**WHAT IS REQUIRED:**
Scan the records and identify every line in which the string "ages" occurs, then return those lines.

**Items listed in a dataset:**
* begin *

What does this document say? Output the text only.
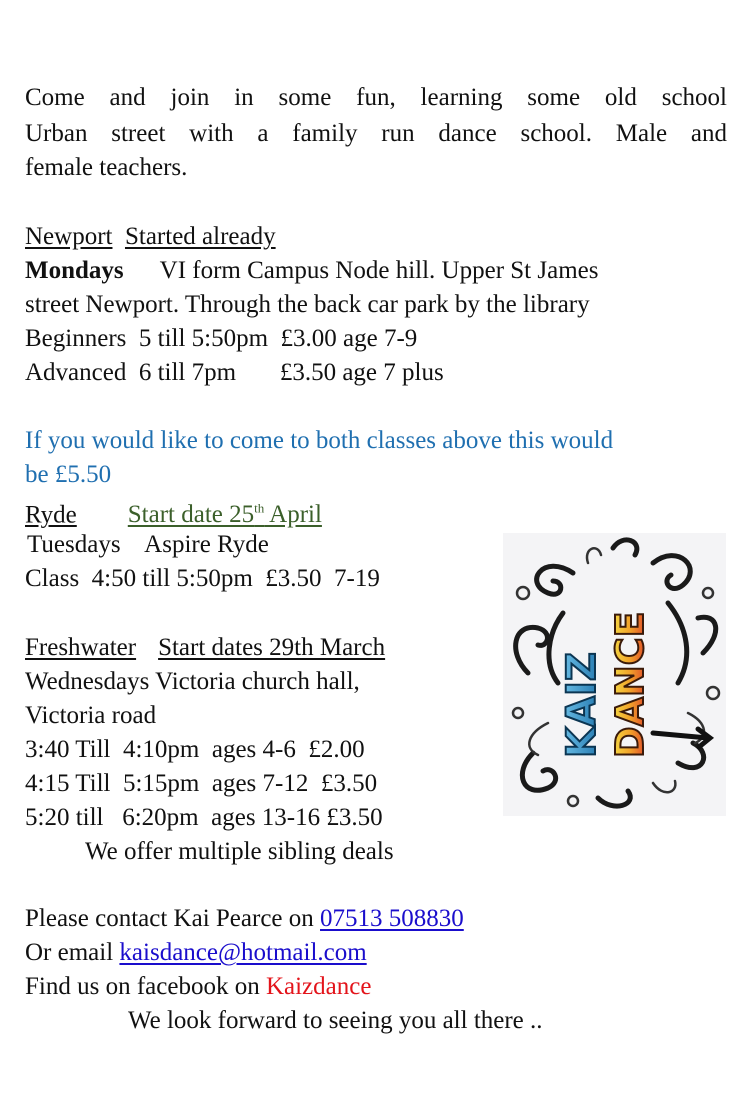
Come and join in some fun, learning some old school
Urban street with a family run dance school. Male and
female teachers.
Newport Started already
Mondays VI form Campus Node hill. Upper St James
street Newport. Through the back car park by the library
Beginners  5 till 5:50pm  £3.00 age 7-9
Advanced  6 till 7pm       £3.50 age 7 plus
If you would like to come to both classes above this would
be £5.50
Ryde Start date 25th April
Tuesdays    Aspire Ryde
Class  4:50 till 5:50pm  £3.50  7-19
Freshwater Start dates 29th March
Wednesdays Victoria church hall,
Victoria road
3:40 Till  4:10pm  ages 4-6  £2.00
4:15 Till  5:15pm  ages 7-12  £3.50
5:20 till   6:20pm  ages 13-16 £3.50
We offer multiple sibling deals
Please contact Kai Pearce on 07513 508830
Or email kaisdance@hotmail.com
Find us on facebook on Kaizdance
We look forward to seeing you all there ..
KAIZ DANCE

* end *

**RESPONSE TO THIS EXERCISE:**
3:40 Till  4:10pm  ages 4-6  £2.00
4:15 Till  5:15pm  ages 7-12  £3.50
5:20 till   6:20pm  ages 13-16 £3.50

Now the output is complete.